* _Goal_
Pick out and copy every line in the records below that contains the string "left", matching case exactly.

* _Input material_
───
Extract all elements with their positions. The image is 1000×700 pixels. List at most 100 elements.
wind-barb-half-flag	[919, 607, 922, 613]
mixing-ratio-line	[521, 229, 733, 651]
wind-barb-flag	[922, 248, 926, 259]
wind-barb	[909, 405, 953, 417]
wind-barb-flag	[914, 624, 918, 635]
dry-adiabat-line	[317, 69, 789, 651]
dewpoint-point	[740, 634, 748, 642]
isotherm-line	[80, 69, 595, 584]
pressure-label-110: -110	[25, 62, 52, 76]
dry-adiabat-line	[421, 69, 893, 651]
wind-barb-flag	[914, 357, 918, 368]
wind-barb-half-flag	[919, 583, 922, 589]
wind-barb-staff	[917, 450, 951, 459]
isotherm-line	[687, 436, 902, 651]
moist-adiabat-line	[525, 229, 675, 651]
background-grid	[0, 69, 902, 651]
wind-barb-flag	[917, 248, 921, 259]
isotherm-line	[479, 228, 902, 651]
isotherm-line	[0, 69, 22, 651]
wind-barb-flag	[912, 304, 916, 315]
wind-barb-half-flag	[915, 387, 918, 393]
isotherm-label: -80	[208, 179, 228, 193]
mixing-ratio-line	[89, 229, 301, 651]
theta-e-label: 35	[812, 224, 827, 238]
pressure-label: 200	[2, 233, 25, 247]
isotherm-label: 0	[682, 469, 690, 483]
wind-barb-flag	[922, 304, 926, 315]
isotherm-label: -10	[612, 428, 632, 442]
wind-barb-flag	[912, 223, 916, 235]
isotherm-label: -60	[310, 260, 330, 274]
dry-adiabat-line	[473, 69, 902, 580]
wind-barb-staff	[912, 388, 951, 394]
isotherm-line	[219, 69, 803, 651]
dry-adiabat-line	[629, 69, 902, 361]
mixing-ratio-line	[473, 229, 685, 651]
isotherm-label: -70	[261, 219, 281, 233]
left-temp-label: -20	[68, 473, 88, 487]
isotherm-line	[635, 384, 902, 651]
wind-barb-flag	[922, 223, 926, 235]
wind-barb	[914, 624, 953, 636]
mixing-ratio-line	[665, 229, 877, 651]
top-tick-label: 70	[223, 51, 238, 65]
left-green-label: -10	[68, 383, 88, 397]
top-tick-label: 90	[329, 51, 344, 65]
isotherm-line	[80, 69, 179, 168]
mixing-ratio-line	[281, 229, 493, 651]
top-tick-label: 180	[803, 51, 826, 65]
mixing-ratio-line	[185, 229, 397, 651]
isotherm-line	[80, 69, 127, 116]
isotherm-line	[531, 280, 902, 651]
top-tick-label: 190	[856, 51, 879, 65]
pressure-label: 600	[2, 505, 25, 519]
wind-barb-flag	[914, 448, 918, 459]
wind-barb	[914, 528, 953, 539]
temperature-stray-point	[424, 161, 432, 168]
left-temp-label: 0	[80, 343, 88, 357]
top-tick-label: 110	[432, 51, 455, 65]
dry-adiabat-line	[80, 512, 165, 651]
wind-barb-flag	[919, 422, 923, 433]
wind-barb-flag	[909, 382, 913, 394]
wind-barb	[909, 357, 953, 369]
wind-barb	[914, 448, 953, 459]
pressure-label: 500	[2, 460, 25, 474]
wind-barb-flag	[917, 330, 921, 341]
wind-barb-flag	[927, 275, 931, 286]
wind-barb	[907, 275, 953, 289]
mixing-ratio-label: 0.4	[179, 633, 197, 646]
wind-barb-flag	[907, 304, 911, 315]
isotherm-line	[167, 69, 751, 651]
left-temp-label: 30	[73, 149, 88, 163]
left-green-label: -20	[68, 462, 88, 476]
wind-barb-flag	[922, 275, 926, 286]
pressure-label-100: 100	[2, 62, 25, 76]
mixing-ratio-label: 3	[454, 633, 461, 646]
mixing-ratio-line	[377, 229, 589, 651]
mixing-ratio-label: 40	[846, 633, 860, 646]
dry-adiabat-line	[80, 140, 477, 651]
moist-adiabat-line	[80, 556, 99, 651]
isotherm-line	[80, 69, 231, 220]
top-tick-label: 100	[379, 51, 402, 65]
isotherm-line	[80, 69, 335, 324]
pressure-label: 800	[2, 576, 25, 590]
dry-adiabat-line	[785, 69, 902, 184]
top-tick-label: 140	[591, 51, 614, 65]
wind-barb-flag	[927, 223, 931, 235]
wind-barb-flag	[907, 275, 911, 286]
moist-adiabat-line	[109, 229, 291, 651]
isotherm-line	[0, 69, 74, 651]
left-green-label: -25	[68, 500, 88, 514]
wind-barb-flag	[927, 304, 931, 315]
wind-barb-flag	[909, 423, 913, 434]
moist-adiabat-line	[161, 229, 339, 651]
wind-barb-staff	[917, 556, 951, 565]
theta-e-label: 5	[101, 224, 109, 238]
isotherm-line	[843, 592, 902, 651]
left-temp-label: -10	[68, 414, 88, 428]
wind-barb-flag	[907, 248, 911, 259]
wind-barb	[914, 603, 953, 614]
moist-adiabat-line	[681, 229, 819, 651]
───
* _Exercise result_
left-temp-label: -20	[68, 473, 88, 487]
left-green-label: -10	[68, 383, 88, 397]
left-temp-label: 0	[80, 343, 88, 357]
left-temp-label: 30	[73, 149, 88, 163]
left-green-label: -20	[68, 462, 88, 476]
left-green-label: -25	[68, 500, 88, 514]
left-temp-label: -10	[68, 414, 88, 428]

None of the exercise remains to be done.